GIVEN INSTRUCTION » Report, as a bare number, how many lines contain the string "које".

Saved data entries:
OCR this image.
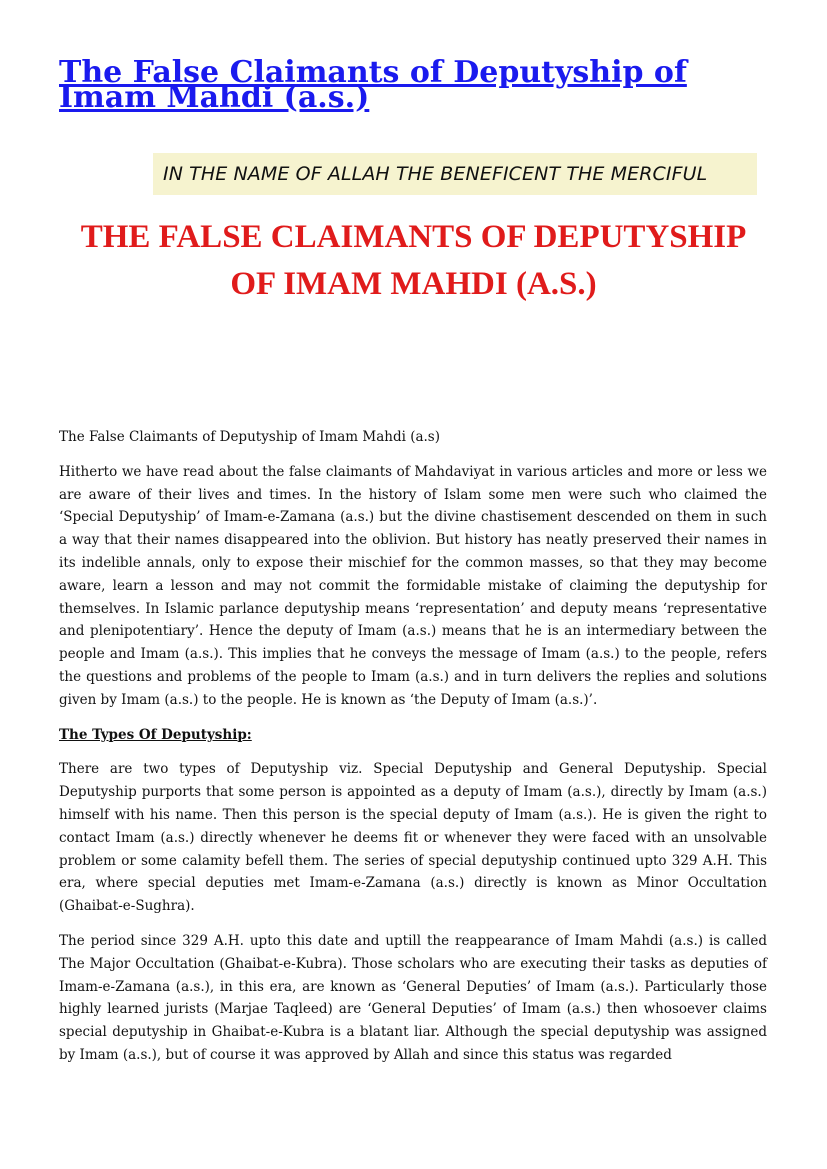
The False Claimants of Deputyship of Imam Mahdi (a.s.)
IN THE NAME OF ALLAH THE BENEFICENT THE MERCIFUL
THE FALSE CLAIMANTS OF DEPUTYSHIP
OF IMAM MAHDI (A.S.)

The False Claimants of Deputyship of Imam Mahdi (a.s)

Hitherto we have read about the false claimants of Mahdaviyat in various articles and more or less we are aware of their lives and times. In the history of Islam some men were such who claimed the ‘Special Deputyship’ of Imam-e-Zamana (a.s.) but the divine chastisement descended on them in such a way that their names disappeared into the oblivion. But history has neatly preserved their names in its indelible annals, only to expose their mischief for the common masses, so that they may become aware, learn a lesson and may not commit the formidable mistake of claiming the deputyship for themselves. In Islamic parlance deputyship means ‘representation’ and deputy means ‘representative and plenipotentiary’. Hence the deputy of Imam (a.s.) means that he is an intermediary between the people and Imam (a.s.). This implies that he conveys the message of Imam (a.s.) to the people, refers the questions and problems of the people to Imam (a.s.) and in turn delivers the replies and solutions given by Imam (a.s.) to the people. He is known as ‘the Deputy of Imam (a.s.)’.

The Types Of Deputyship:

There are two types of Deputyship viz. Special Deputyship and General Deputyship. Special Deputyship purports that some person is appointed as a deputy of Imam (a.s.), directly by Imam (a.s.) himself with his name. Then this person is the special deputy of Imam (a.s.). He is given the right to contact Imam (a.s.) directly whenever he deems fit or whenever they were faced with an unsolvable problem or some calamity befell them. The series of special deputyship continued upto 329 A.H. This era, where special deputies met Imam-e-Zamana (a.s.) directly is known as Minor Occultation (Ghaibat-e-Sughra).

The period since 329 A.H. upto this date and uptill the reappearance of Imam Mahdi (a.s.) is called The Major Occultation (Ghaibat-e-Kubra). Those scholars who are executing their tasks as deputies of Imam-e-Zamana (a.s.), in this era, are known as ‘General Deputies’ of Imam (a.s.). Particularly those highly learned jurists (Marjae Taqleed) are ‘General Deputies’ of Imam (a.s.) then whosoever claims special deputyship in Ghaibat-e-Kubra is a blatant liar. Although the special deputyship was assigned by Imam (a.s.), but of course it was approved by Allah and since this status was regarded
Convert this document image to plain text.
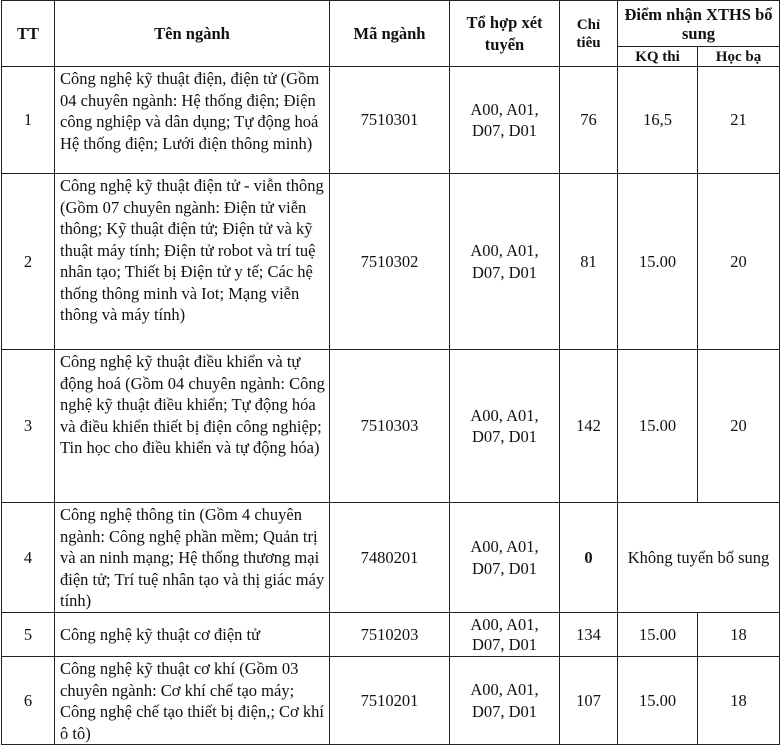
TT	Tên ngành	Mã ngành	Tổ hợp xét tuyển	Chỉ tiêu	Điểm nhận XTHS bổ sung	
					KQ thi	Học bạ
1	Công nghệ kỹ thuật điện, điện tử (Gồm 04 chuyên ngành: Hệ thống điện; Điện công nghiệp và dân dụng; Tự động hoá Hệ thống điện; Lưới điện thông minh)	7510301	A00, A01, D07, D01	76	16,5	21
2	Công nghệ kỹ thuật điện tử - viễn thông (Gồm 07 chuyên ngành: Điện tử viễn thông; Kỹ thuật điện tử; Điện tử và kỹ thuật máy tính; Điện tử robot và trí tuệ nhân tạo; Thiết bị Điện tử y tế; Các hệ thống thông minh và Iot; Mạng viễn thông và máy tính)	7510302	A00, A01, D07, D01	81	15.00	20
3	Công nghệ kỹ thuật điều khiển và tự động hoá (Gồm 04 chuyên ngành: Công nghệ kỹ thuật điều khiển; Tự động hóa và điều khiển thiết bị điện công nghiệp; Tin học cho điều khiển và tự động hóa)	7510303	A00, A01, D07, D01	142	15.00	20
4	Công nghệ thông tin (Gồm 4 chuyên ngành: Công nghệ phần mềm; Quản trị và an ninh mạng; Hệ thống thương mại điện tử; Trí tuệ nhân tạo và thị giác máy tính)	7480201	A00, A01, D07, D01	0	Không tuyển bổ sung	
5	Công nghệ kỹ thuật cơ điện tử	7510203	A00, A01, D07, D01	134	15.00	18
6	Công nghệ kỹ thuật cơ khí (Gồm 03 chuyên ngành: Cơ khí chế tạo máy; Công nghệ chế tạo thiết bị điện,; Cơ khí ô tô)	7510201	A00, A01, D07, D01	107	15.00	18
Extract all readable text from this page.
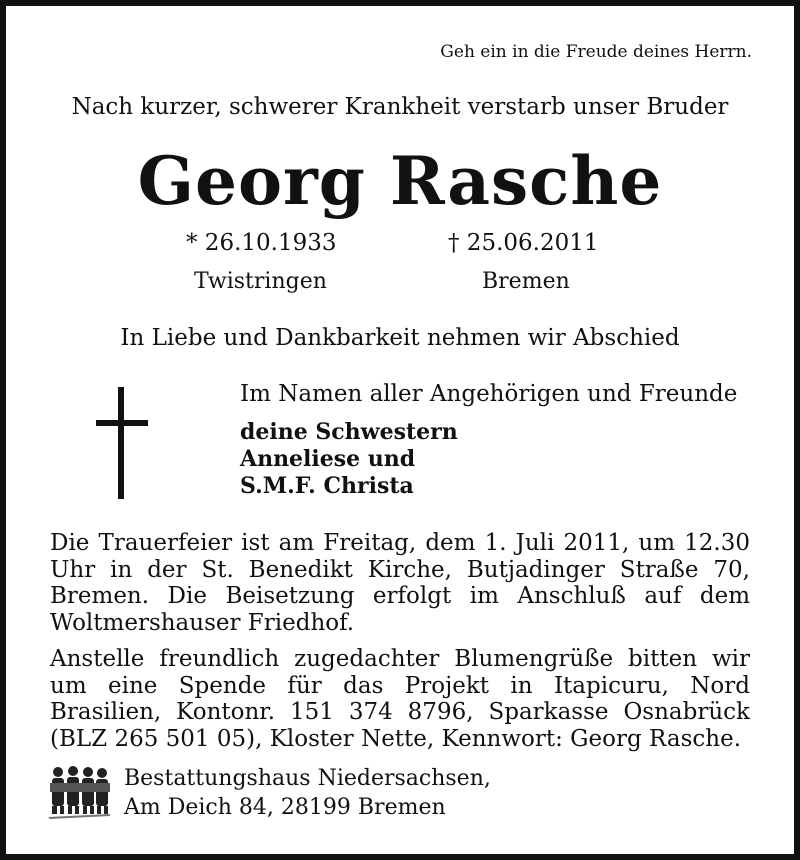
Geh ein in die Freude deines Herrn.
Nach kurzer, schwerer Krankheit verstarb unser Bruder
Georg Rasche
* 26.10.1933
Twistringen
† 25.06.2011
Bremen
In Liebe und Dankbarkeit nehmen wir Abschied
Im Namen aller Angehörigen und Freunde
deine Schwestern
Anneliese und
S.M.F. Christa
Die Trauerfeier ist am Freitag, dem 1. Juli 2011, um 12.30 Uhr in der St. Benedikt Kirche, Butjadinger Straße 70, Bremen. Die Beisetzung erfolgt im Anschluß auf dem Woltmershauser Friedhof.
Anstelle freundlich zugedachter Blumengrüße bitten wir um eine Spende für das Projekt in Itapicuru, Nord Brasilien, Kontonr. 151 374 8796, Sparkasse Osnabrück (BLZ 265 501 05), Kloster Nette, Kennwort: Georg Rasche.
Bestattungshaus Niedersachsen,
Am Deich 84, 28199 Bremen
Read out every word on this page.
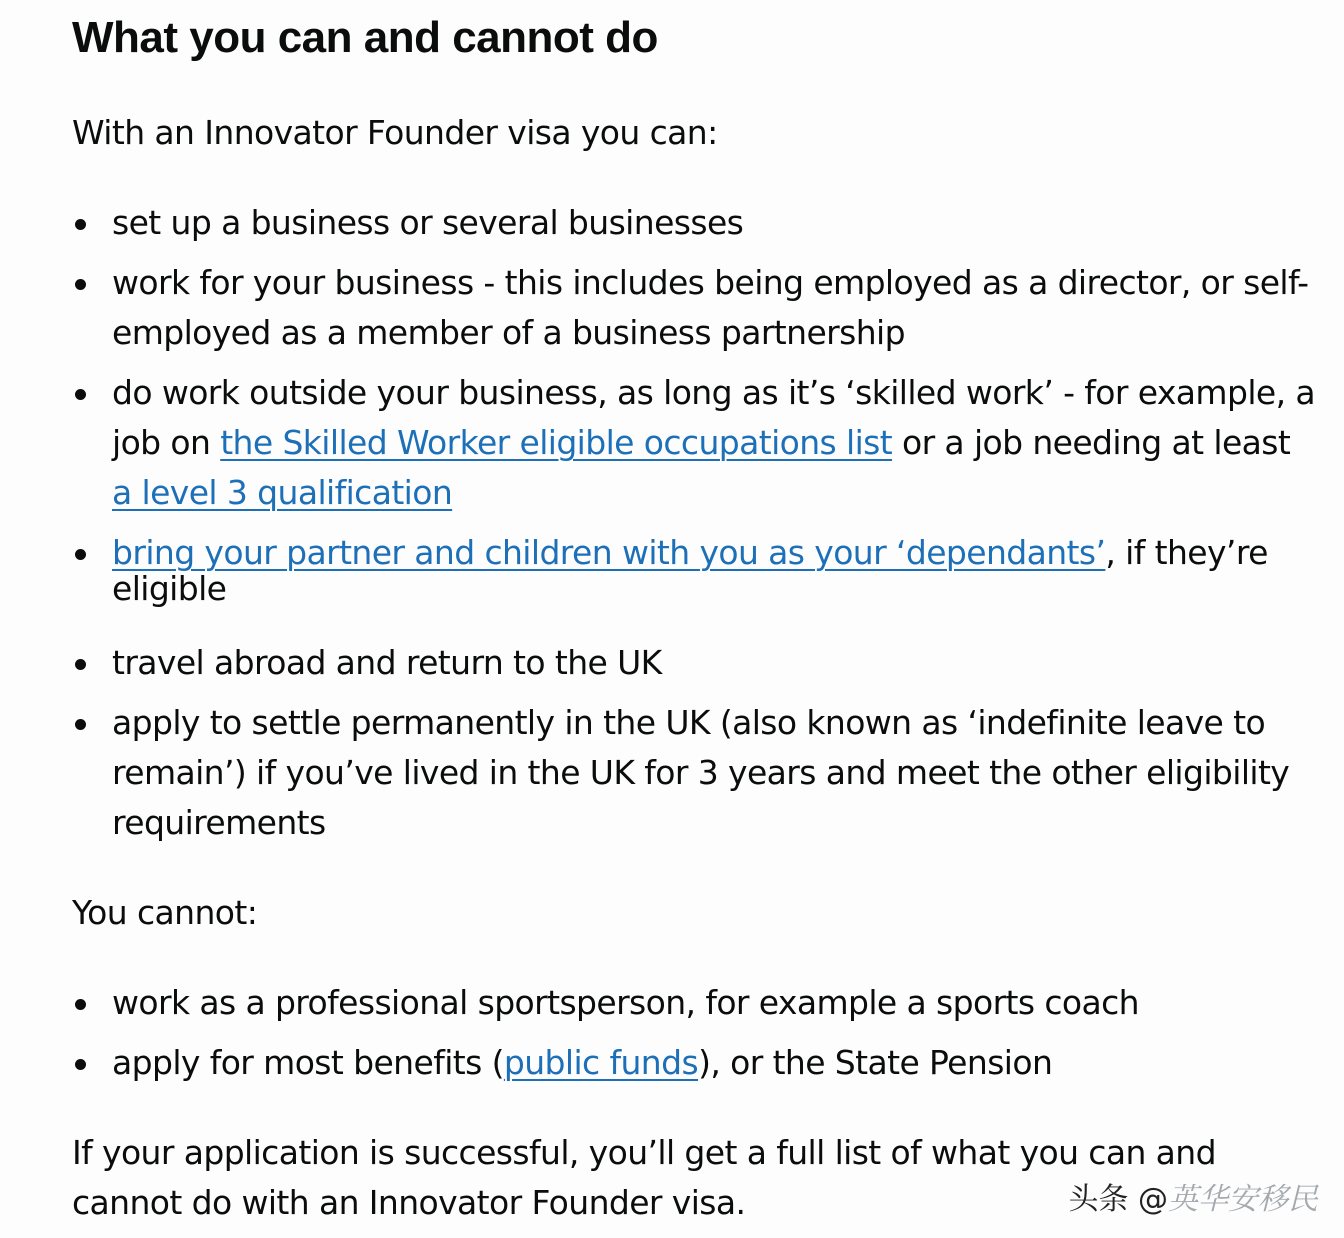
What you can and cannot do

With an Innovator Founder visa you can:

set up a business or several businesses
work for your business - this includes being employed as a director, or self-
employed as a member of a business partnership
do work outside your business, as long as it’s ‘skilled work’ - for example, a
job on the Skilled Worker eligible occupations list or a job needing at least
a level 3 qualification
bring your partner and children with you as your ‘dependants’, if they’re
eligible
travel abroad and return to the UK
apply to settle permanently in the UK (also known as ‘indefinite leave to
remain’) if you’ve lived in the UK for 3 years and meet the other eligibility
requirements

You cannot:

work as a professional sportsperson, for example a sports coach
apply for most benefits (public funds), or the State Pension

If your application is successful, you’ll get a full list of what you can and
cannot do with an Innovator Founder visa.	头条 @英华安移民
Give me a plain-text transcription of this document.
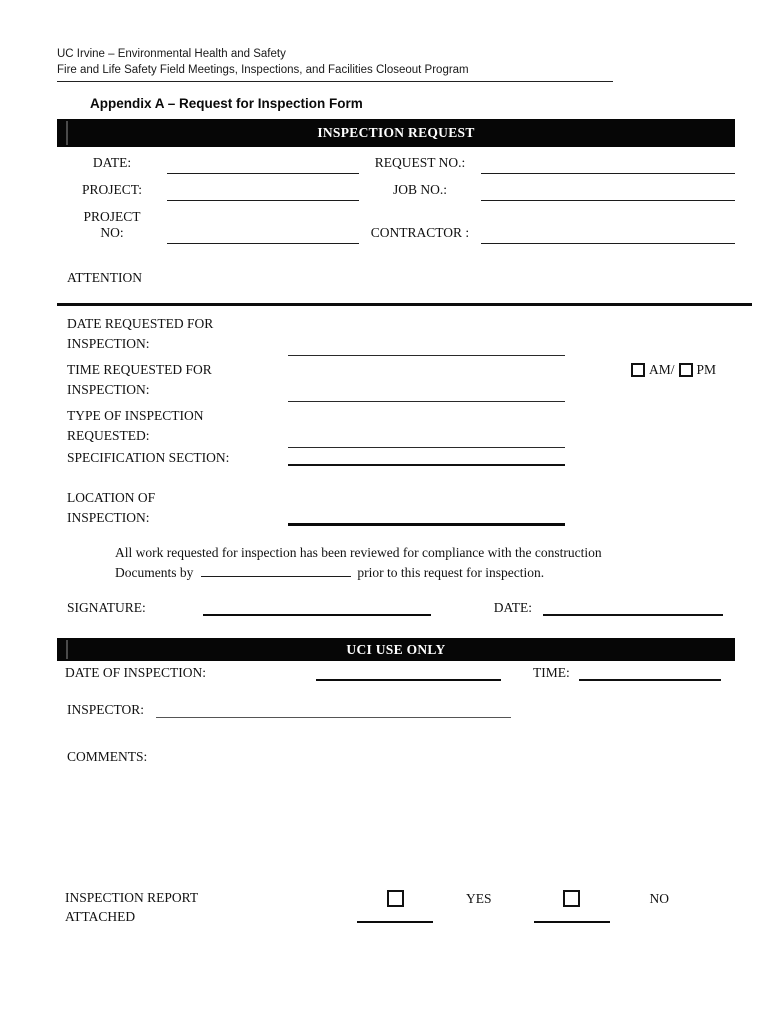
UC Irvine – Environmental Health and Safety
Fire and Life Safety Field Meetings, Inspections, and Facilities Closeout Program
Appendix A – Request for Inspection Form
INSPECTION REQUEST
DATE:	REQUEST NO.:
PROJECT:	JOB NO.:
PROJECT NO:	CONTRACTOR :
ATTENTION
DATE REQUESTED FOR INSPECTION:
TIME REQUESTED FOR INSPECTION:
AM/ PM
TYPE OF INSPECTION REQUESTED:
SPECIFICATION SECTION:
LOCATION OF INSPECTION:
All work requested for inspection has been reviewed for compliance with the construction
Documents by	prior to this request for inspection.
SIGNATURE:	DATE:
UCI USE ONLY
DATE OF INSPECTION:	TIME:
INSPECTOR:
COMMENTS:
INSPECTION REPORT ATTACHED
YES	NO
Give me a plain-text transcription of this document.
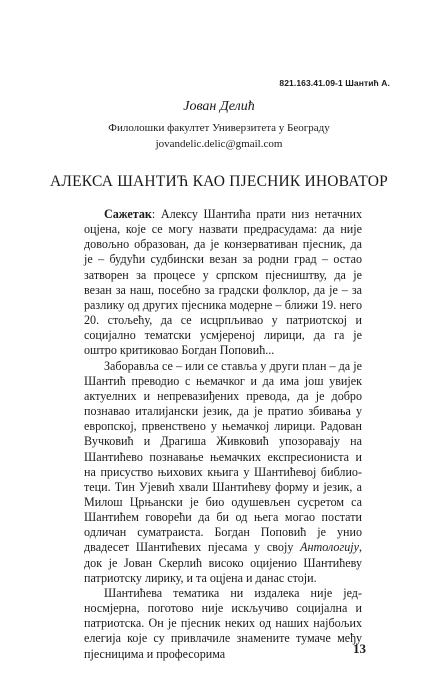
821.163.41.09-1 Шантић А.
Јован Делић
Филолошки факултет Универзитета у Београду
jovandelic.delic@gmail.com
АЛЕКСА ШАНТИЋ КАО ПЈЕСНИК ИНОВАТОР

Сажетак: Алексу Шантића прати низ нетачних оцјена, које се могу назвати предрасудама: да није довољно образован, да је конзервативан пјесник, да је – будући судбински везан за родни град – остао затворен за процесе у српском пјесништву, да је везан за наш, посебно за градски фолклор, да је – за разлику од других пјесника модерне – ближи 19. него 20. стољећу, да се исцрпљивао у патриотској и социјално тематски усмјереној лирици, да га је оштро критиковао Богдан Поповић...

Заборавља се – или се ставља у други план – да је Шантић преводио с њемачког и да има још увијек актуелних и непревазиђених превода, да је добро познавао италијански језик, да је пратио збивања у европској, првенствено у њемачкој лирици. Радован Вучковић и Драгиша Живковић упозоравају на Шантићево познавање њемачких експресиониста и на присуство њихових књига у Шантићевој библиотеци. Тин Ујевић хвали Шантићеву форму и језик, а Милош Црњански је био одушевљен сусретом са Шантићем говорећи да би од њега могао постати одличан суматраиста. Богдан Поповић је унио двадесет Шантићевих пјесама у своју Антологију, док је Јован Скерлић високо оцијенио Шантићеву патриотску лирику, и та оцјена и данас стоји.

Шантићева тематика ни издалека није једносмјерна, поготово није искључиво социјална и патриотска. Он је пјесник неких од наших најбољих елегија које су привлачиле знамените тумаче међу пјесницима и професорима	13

WRITTEN ANSWER » 2